Exercise instructions:
Go through the entries below and write each one out exactly.

Dataset items:
***
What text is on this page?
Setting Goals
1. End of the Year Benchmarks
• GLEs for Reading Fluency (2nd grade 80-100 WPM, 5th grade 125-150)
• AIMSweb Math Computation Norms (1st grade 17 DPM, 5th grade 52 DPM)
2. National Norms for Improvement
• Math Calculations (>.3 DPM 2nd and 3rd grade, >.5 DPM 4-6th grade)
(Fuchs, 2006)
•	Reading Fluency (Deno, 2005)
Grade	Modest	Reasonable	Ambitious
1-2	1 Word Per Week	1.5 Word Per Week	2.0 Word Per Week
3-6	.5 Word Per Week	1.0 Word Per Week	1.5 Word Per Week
***
Correct response:
What text is on this page?
Setting Goals
1. End of the Year Benchmarks
• GLEs for Reading Fluency (2nd grade 80-100 WPM, 5th grade 125-150)
• AIMSweb Math Computation Norms (1st grade 17 DPM, 5th grade 52 DPM)
2. National Norms for Improvement
• Math Calculations (>.3 DPM 2nd and 3rd grade, >.5 DPM 4-6th grade)
(Fuchs, 2006)
•	Reading Fluency (Deno, 2005)
Grade	Modest	Reasonable	Ambitious
1-2	1 Word Per Week	1.5 Word Per Week	2.0 Word Per Week
3-6	.5 Word Per Week	1.0 Word Per Week	1.5 Word Per Week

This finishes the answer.